** BEGIN Records supplied **
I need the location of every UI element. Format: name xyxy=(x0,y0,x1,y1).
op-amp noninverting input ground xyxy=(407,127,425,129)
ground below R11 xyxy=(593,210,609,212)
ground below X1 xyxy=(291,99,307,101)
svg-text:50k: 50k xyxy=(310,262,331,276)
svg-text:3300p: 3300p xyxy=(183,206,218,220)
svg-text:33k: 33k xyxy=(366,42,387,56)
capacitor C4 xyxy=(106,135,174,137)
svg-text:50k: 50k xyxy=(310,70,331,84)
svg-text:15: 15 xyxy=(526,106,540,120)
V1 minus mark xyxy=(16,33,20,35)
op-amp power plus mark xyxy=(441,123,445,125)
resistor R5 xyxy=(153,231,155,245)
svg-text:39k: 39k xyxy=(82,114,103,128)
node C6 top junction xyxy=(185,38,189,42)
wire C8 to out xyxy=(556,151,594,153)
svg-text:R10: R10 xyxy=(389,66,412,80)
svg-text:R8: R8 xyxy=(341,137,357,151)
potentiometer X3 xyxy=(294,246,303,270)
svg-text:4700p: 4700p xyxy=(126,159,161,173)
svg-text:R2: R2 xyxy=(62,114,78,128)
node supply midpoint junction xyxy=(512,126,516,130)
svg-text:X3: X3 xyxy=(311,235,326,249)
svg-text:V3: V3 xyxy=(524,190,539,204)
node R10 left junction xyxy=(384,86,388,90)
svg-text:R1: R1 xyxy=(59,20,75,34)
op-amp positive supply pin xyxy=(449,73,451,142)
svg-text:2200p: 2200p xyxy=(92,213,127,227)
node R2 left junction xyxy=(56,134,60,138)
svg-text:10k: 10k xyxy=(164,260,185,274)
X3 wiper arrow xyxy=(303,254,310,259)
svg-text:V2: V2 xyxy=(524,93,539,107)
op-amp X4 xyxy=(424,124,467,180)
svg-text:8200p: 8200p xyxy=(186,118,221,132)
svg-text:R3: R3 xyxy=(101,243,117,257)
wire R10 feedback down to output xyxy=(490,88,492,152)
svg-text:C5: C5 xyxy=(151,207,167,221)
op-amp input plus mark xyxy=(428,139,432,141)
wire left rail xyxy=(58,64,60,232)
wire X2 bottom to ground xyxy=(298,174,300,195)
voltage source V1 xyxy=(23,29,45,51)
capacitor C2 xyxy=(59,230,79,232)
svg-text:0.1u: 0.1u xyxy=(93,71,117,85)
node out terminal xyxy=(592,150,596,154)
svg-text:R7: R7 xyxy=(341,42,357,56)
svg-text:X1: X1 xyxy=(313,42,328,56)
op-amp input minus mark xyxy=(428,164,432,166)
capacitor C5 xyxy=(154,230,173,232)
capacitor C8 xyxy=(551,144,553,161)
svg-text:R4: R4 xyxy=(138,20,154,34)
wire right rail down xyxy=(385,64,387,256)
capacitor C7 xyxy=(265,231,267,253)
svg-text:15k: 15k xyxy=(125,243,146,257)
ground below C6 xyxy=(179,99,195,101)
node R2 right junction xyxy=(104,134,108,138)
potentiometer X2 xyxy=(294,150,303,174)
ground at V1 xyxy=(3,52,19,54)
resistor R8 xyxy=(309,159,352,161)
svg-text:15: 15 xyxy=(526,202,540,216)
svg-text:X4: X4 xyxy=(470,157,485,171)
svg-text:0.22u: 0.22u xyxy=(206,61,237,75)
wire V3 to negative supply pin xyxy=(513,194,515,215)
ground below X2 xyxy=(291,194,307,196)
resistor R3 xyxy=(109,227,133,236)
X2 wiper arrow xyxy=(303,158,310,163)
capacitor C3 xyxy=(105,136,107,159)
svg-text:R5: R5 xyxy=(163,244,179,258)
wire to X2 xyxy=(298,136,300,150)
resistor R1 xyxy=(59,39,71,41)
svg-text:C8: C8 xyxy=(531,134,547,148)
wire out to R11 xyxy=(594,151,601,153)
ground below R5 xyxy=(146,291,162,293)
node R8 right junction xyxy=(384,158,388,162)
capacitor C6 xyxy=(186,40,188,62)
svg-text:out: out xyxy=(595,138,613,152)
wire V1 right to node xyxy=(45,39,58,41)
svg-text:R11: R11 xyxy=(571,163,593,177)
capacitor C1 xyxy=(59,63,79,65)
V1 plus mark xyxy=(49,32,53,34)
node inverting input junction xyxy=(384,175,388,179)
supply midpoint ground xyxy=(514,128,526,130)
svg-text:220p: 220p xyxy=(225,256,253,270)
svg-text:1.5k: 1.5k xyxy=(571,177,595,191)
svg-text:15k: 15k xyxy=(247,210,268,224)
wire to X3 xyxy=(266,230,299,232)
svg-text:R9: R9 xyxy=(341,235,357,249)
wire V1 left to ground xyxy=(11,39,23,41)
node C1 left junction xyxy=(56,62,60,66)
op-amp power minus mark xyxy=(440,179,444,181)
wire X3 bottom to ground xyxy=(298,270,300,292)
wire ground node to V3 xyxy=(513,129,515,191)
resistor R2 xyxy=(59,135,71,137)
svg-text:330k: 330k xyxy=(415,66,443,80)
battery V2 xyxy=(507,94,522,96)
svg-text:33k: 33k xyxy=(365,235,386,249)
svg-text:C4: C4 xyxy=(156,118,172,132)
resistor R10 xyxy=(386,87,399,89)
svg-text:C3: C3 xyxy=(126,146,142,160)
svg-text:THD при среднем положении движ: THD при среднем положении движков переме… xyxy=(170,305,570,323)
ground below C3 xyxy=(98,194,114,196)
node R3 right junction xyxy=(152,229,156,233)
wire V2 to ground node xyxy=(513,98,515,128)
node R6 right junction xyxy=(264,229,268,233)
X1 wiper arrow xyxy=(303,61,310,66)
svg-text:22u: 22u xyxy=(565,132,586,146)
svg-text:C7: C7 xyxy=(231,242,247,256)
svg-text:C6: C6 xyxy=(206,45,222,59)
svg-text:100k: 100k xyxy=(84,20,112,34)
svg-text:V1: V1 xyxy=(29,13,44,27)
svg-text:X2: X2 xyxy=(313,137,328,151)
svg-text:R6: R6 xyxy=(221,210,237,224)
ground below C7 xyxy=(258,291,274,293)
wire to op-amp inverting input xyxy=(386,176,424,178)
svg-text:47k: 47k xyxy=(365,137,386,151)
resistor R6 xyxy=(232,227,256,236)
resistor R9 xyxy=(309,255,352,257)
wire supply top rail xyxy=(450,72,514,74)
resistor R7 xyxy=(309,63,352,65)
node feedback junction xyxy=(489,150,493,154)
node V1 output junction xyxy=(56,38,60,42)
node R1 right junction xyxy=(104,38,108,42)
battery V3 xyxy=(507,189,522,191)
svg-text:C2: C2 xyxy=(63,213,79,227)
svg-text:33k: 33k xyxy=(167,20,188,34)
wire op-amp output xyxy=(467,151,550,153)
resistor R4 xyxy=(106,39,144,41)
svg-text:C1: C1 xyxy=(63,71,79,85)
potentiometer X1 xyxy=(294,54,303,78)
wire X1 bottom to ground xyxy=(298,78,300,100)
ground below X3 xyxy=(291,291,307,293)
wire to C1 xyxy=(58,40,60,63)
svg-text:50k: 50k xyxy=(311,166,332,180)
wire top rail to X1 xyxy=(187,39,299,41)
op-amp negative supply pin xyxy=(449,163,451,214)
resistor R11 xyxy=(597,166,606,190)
** END Records supplied **
> Given exercise:
Can you print every line of the listing above, character for character, with nothing altered?

> Expected answer:
I need the location of every UI element. Format: name xyxy=(x0,y0,x1,y1).
op-amp noninverting input ground xyxy=(407,127,425,129)
ground below R11 xyxy=(593,210,609,212)
ground below X1 xyxy=(291,99,307,101)
svg-text:50k: 50k xyxy=(310,262,331,276)
svg-text:3300p: 3300p xyxy=(183,206,218,220)
svg-text:33k: 33k xyxy=(366,42,387,56)
capacitor C4 xyxy=(106,135,174,137)
svg-text:50k: 50k xyxy=(310,70,331,84)
svg-text:15: 15 xyxy=(526,106,540,120)
V1 minus mark xyxy=(16,33,20,35)
op-amp power plus mark xyxy=(441,123,445,125)
resistor R5 xyxy=(153,231,155,245)
svg-text:39k: 39k xyxy=(82,114,103,128)
node C6 top junction xyxy=(185,38,189,42)
wire C8 to out xyxy=(556,151,594,153)
svg-text:R10: R10 xyxy=(389,66,412,80)
svg-text:R8: R8 xyxy=(341,137,357,151)
potentiometer X3 xyxy=(294,246,303,270)
svg-text:4700p: 4700p xyxy=(126,159,161,173)
svg-text:R2: R2 xyxy=(62,114,78,128)
node supply midpoint junction xyxy=(512,126,516,130)
svg-text:X3: X3 xyxy=(311,235,326,249)
svg-text:V3: V3 xyxy=(524,190,539,204)
node R10 left junction xyxy=(384,86,388,90)
svg-text:R1: R1 xyxy=(59,20,75,34)
op-amp positive supply pin xyxy=(449,73,451,142)
svg-text:2200p: 2200p xyxy=(92,213,127,227)
node R2 left junction xyxy=(56,134,60,138)
svg-text:10k: 10k xyxy=(164,260,185,274)
X3 wiper arrow xyxy=(303,254,310,259)
svg-text:V2: V2 xyxy=(524,93,539,107)
op-amp X4 xyxy=(424,124,467,180)
svg-text:8200p: 8200p xyxy=(186,118,221,132)
svg-text:R3: R3 xyxy=(101,243,117,257)
wire R10 feedback down to output xyxy=(490,88,492,152)
svg-text:C5: C5 xyxy=(151,207,167,221)
op-amp input plus mark xyxy=(428,139,432,141)
wire left rail xyxy=(58,64,60,232)
wire X2 bottom to ground xyxy=(298,174,300,195)
voltage source V1 xyxy=(23,29,45,51)
capacitor C2 xyxy=(59,230,79,232)
svg-text:0.1u: 0.1u xyxy=(93,71,117,85)
node out terminal xyxy=(592,150,596,154)
svg-text:R7: R7 xyxy=(341,42,357,56)
svg-text:X1: X1 xyxy=(313,42,328,56)
op-amp input minus mark xyxy=(428,164,432,166)
capacitor C5 xyxy=(154,230,173,232)
capacitor C8 xyxy=(551,144,553,161)
svg-text:R4: R4 xyxy=(138,20,154,34)
wire right rail down xyxy=(385,64,387,256)
capacitor C7 xyxy=(265,231,267,253)
svg-text:15k: 15k xyxy=(125,243,146,257)
ground below C6 xyxy=(179,99,195,101)
node R2 right junction xyxy=(104,134,108,138)
potentiometer X2 xyxy=(294,150,303,174)
ground at V1 xyxy=(3,52,19,54)
resistor R8 xyxy=(309,159,352,161)
svg-text:15: 15 xyxy=(526,202,540,216)
svg-text:X4: X4 xyxy=(470,157,485,171)
svg-text:0.22u: 0.22u xyxy=(206,61,237,75)
wire V3 to negative supply pin xyxy=(513,194,515,215)
ground below X2 xyxy=(291,194,307,196)
resistor R3 xyxy=(109,227,133,236)
X2 wiper arrow xyxy=(303,158,310,163)
capacitor C3 xyxy=(105,136,107,159)
svg-text:R5: R5 xyxy=(163,244,179,258)
wire to X2 xyxy=(298,136,300,150)
resistor R1 xyxy=(59,39,71,41)
svg-text:C8: C8 xyxy=(531,134,547,148)
wire out to R11 xyxy=(594,151,601,153)
ground below R5 xyxy=(146,291,162,293)
node R8 right junction xyxy=(384,158,388,162)
capacitor C6 xyxy=(186,40,188,62)
svg-text:out: out xyxy=(595,138,613,152)
wire V1 right to node xyxy=(45,39,58,41)
svg-text:R11: R11 xyxy=(571,163,593,177)
capacitor C1 xyxy=(59,63,79,65)
V1 plus mark xyxy=(49,32,53,34)
node inverting input junction xyxy=(384,175,388,179)
supply midpoint ground xyxy=(514,128,526,130)
svg-text:220p: 220p xyxy=(225,256,253,270)
svg-text:1.5k: 1.5k xyxy=(571,177,595,191)
svg-text:15k: 15k xyxy=(247,210,268,224)
wire to X3 xyxy=(266,230,299,232)
svg-text:R9: R9 xyxy=(341,235,357,249)
wire V1 left to ground xyxy=(11,39,23,41)
node C1 left junction xyxy=(56,62,60,66)
op-amp power minus mark xyxy=(440,179,444,181)
wire X3 bottom to ground xyxy=(298,270,300,292)
wire ground node to V3 xyxy=(513,129,515,191)
resistor R2 xyxy=(59,135,71,137)
svg-text:330k: 330k xyxy=(415,66,443,80)
battery V2 xyxy=(507,94,522,96)
svg-text:33k: 33k xyxy=(365,235,386,249)
svg-text:C4: C4 xyxy=(156,118,172,132)
resistor R10 xyxy=(386,87,399,89)
svg-text:C3: C3 xyxy=(126,146,142,160)
svg-text:THD при среднем положении движ: THD при среднем положении движков переме… xyxy=(170,305,570,323)
ground below C3 xyxy=(98,194,114,196)
node R3 right junction xyxy=(152,229,156,233)
wire V2 to ground node xyxy=(513,98,515,128)
node R6 right junction xyxy=(264,229,268,233)
X1 wiper arrow xyxy=(303,61,310,66)
svg-text:22u: 22u xyxy=(565,132,586,146)
svg-text:C7: C7 xyxy=(231,242,247,256)
svg-text:C6: C6 xyxy=(206,45,222,59)
svg-text:100k: 100k xyxy=(84,20,112,34)
svg-text:V1: V1 xyxy=(29,13,44,27)
svg-text:X2: X2 xyxy=(313,137,328,151)
svg-text:R6: R6 xyxy=(221,210,237,224)
ground below C7 xyxy=(258,291,274,293)
wire to op-amp inverting input xyxy=(386,176,424,178)
svg-text:47k: 47k xyxy=(365,137,386,151)
resistor R6 xyxy=(232,227,256,236)
resistor R9 xyxy=(309,255,352,257)
wire supply top rail xyxy=(450,72,514,74)
resistor R7 xyxy=(309,63,352,65)
node feedback junction xyxy=(489,150,493,154)
node V1 output junction xyxy=(56,38,60,42)
node R1 right junction xyxy=(104,38,108,42)
battery V3 xyxy=(507,189,522,191)
svg-text:C2: C2 xyxy=(63,213,79,227)
svg-text:33k: 33k xyxy=(167,20,188,34)
wire op-amp output xyxy=(467,151,550,153)
resistor R4 xyxy=(106,39,144,41)
svg-text:C1: C1 xyxy=(63,71,79,85)
potentiometer X1 xyxy=(294,54,303,78)
wire X1 bottom to ground xyxy=(298,78,300,100)
ground below X3 xyxy=(291,291,307,293)
wire to C1 xyxy=(58,40,60,63)
svg-text:50k: 50k xyxy=(311,166,332,180)
wire top rail to X1 xyxy=(187,39,299,41)
op-amp negative supply pin xyxy=(449,163,451,214)
resistor R11 xyxy=(597,166,606,190)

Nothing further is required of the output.